--- START OF Records shown ---

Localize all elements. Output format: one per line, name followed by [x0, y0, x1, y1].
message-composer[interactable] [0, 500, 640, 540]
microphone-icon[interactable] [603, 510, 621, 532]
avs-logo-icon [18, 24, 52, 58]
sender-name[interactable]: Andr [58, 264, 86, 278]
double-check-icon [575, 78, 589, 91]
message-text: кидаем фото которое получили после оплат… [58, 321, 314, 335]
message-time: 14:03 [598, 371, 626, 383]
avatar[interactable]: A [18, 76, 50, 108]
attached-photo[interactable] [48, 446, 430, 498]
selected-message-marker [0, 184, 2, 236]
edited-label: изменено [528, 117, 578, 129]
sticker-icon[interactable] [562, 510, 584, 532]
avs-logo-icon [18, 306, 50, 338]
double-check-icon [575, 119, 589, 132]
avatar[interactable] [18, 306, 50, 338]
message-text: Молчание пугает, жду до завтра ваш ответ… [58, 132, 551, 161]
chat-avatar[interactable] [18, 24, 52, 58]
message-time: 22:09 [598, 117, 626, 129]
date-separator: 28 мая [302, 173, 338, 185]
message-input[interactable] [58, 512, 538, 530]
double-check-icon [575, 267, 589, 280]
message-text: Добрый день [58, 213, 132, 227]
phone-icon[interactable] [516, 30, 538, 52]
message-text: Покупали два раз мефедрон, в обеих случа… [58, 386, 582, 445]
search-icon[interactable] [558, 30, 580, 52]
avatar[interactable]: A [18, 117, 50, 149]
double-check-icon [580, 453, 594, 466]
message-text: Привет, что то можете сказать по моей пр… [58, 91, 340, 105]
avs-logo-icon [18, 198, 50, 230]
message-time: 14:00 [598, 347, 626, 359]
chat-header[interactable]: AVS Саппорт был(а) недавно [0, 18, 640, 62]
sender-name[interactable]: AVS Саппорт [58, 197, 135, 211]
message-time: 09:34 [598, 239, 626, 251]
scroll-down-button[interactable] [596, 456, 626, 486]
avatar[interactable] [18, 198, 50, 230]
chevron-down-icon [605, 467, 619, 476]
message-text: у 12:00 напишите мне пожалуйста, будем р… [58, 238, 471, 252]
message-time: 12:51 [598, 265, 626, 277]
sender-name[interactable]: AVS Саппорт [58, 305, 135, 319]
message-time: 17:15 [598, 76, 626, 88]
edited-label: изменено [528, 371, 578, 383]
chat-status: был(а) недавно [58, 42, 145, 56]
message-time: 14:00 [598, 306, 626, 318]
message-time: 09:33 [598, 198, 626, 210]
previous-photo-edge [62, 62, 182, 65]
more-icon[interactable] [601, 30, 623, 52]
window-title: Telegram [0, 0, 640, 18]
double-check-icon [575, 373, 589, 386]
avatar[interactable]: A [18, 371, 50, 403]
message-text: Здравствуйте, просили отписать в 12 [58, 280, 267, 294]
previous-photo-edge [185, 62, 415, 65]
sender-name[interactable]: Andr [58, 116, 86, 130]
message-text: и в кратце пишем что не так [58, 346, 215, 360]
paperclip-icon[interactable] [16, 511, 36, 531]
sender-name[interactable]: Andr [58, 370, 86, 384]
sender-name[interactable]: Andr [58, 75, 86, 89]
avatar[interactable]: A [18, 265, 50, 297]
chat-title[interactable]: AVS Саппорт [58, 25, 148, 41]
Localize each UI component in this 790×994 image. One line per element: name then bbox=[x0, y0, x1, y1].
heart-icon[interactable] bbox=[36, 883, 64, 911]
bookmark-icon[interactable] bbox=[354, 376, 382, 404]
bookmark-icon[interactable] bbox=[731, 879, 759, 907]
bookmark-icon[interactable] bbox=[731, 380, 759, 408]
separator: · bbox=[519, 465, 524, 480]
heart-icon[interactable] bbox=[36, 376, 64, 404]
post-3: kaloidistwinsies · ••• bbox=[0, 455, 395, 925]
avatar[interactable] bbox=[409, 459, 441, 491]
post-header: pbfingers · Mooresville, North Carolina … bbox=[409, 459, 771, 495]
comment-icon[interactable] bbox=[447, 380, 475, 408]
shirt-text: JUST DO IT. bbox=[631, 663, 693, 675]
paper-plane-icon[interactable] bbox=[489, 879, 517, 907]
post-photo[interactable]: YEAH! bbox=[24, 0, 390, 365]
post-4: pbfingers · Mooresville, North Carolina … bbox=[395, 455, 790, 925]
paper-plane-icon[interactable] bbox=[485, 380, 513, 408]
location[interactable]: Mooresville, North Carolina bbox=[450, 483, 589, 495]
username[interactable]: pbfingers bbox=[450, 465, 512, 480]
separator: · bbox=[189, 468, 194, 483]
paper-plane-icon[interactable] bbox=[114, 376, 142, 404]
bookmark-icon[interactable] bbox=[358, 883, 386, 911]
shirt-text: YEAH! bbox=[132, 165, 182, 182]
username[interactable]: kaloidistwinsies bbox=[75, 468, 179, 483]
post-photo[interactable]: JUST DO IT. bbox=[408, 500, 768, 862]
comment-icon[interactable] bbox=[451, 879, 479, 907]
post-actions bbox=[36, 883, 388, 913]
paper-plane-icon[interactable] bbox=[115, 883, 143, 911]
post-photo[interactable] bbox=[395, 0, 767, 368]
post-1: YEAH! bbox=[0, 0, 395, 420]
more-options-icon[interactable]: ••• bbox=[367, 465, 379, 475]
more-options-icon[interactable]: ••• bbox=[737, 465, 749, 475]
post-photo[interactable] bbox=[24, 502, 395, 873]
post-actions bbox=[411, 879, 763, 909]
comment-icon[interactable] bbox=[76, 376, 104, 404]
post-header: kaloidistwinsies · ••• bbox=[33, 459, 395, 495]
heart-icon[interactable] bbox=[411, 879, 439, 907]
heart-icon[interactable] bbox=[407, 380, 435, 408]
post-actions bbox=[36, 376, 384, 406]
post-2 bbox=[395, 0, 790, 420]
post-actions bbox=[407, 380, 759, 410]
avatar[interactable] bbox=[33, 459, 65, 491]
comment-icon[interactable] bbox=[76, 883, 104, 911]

--- END OF Records shown ---

# Exercise description:
Write out the items above without changes, from the very first line through the line that contains "sender-name[interactable]: AVS Саппорт [58, 305, 135, 319]", including both.

# Task result:
Localize all elements. Output format: one per line, name followed by [x0, y0, x1, y1].
message-composer[interactable] [0, 500, 640, 540]
microphone-icon[interactable] [603, 510, 621, 532]
avs-logo-icon [18, 24, 52, 58]
sender-name[interactable]: Andr [58, 264, 86, 278]
double-check-icon [575, 78, 589, 91]
message-text: кидаем фото которое получили после оплат… [58, 321, 314, 335]
message-time: 14:03 [598, 371, 626, 383]
avatar[interactable]: A [18, 76, 50, 108]
attached-photo[interactable] [48, 446, 430, 498]
selected-message-marker [0, 184, 2, 236]
edited-label: изменено [528, 117, 578, 129]
sticker-icon[interactable] [562, 510, 584, 532]
avs-logo-icon [18, 306, 50, 338]
double-check-icon [575, 119, 589, 132]
avatar[interactable] [18, 306, 50, 338]
message-text: Молчание пугает, жду до завтра ваш ответ… [58, 132, 551, 161]
chat-avatar[interactable] [18, 24, 52, 58]
message-time: 22:09 [598, 117, 626, 129]
date-separator: 28 мая [302, 173, 338, 185]
message-input[interactable] [58, 512, 538, 530]
double-check-icon [575, 267, 589, 280]
message-text: Добрый день [58, 213, 132, 227]
phone-icon[interactable] [516, 30, 538, 52]
message-text: Покупали два раз мефедрон, в обеих случа… [58, 386, 582, 445]
search-icon[interactable] [558, 30, 580, 52]
avatar[interactable]: A [18, 117, 50, 149]
double-check-icon [580, 453, 594, 466]
message-text: Привет, что то можете сказать по моей пр… [58, 91, 340, 105]
avs-logo-icon [18, 198, 50, 230]
message-time: 14:00 [598, 347, 626, 359]
chat-header[interactable]: AVS Саппорт был(а) недавно [0, 18, 640, 62]
sender-name[interactable]: AVS Саппорт [58, 197, 135, 211]
message-time: 09:34 [598, 239, 626, 251]
scroll-down-button[interactable] [596, 456, 626, 486]
avatar[interactable] [18, 198, 50, 230]
chevron-down-icon [605, 467, 619, 476]
message-text: у 12:00 напишите мне пожалуйста, будем р… [58, 238, 471, 252]
message-time: 12:51 [598, 265, 626, 277]
sender-name[interactable]: AVS Саппорт [58, 305, 135, 319]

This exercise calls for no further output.